=== Exercise goal ===
The entries below need to be written out exactly, with no pictures included.

Records from a collection of figures:
▽

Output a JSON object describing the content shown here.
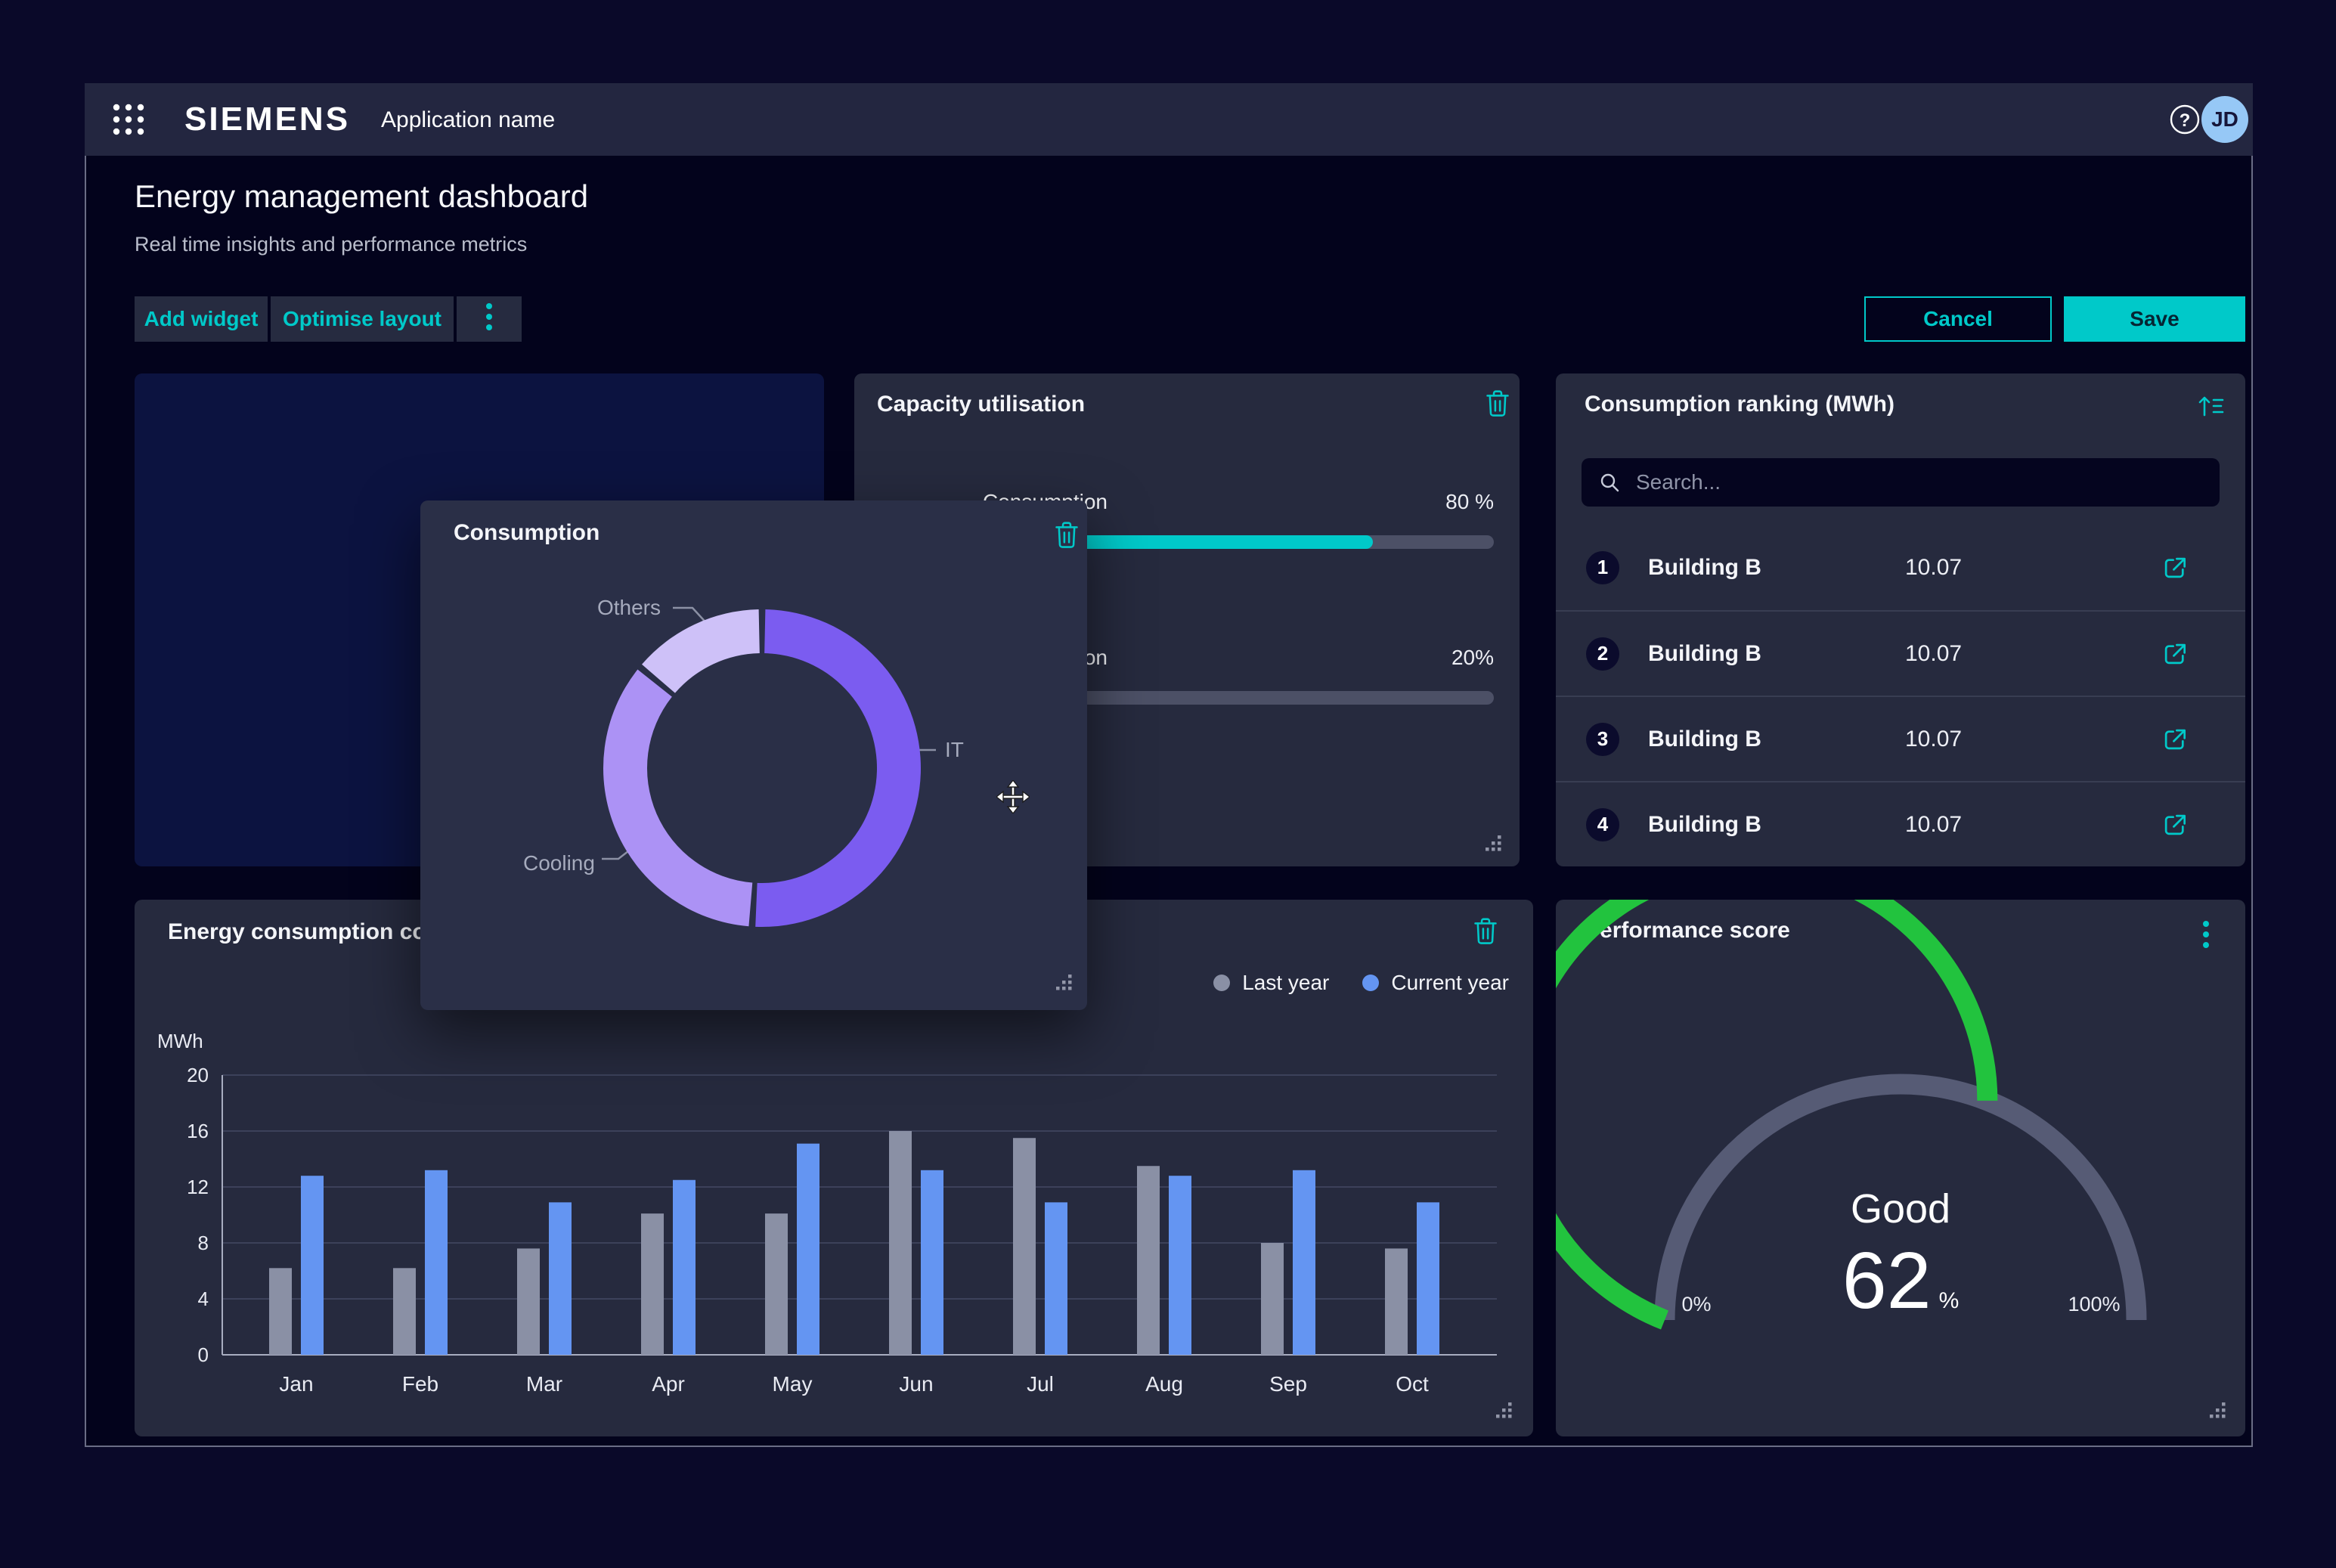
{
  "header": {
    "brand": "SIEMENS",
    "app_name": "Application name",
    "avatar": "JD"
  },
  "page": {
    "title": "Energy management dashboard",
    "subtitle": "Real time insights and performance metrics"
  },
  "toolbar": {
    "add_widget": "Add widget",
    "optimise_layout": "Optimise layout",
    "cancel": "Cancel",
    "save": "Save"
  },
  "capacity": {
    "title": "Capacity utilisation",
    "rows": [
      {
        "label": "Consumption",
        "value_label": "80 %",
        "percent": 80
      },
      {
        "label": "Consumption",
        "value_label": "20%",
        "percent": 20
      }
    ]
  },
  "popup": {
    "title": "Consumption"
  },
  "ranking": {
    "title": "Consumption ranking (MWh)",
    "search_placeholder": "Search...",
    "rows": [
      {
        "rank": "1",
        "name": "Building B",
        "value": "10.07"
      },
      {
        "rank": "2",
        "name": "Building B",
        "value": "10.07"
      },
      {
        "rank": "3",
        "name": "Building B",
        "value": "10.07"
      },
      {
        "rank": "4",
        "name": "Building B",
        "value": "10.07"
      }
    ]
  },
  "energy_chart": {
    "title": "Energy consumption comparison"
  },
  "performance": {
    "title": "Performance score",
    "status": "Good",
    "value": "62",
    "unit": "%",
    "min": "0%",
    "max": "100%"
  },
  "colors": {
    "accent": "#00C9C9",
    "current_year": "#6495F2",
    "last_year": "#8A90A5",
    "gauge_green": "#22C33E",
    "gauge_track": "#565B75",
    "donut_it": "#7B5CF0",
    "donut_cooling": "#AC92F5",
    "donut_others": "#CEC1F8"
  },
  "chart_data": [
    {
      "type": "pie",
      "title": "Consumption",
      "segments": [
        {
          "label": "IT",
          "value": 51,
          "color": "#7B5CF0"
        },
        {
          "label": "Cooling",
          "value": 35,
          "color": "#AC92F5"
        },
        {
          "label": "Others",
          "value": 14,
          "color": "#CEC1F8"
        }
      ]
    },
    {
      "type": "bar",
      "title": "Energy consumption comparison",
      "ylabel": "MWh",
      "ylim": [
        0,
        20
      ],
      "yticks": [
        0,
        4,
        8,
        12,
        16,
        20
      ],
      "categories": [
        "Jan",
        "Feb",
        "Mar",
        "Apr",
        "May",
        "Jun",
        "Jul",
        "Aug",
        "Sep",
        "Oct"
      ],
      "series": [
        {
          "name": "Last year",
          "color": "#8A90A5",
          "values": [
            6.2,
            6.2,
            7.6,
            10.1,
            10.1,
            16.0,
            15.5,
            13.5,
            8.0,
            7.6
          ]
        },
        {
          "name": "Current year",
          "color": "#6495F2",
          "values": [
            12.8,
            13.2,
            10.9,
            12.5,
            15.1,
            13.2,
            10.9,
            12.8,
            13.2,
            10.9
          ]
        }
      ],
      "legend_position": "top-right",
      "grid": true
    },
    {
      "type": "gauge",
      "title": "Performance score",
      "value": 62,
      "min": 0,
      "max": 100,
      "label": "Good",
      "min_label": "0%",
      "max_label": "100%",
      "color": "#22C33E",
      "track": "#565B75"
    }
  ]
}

△

=== Expected output ===
Output a JSON object describing the content shown here.
{
  "header": {
    "brand": "SIEMENS",
    "app_name": "Application name",
    "avatar": "JD"
  },
  "page": {
    "title": "Energy management dashboard",
    "subtitle": "Real time insights and performance metrics"
  },
  "toolbar": {
    "add_widget": "Add widget",
    "optimise_layout": "Optimise layout",
    "cancel": "Cancel",
    "save": "Save"
  },
  "capacity": {
    "title": "Capacity utilisation",
    "rows": [
      {
        "label": "Consumption",
        "value_label": "80 %",
        "percent": 80
      },
      {
        "label": "Consumption",
        "value_label": "20%",
        "percent": 20
      }
    ]
  },
  "popup": {
    "title": "Consumption"
  },
  "ranking": {
    "title": "Consumption ranking (MWh)",
    "search_placeholder": "Search...",
    "rows": [
      {
        "rank": "1",
        "name": "Building B",
        "value": "10.07"
      },
      {
        "rank": "2",
        "name": "Building B",
        "value": "10.07"
      },
      {
        "rank": "3",
        "name": "Building B",
        "value": "10.07"
      },
      {
        "rank": "4",
        "name": "Building B",
        "value": "10.07"
      }
    ]
  },
  "energy_chart": {
    "title": "Energy consumption comparison"
  },
  "performance": {
    "title": "Performance score",
    "status": "Good",
    "value": "62",
    "unit": "%",
    "min": "0%",
    "max": "100%"
  },
  "colors": {
    "accent": "#00C9C9",
    "current_year": "#6495F2",
    "last_year": "#8A90A5",
    "gauge_green": "#22C33E",
    "gauge_track": "#565B75",
    "donut_it": "#7B5CF0",
    "donut_cooling": "#AC92F5",
    "donut_others": "#CEC1F8"
  },
  "chart_data": [
    {
      "type": "pie",
      "title": "Consumption",
      "segments": [
        {
          "label": "IT",
          "value": 51,
          "color": "#7B5CF0"
        },
        {
          "label": "Cooling",
          "value": 35,
          "color": "#AC92F5"
        },
        {
          "label": "Others",
          "value": 14,
          "color": "#CEC1F8"
        }
      ]
    },
    {
      "type": "bar",
      "title": "Energy consumption comparison",
      "ylabel": "MWh",
      "ylim": [
        0,
        20
      ],
      "yticks": [
        0,
        4,
        8,
        12,
        16,
        20
      ],
      "categories": [
        "Jan",
        "Feb",
        "Mar",
        "Apr",
        "May",
        "Jun",
        "Jul",
        "Aug",
        "Sep",
        "Oct"
      ],
      "series": [
        {
          "name": "Last year",
          "color": "#8A90A5",
          "values": [
            6.2,
            6.2,
            7.6,
            10.1,
            10.1,
            16.0,
            15.5,
            13.5,
            8.0,
            7.6
          ]
        },
        {
          "name": "Current year",
          "color": "#6495F2",
          "values": [
            12.8,
            13.2,
            10.9,
            12.5,
            15.1,
            13.2,
            10.9,
            12.8,
            13.2,
            10.9
          ]
        }
      ],
      "legend_position": "top-right",
      "grid": true
    },
    {
      "type": "gauge",
      "title": "Performance score",
      "value": 62,
      "min": 0,
      "max": 100,
      "label": "Good",
      "min_label": "0%",
      "max_label": "100%",
      "color": "#22C33E",
      "track": "#565B75"
    }
  ]
}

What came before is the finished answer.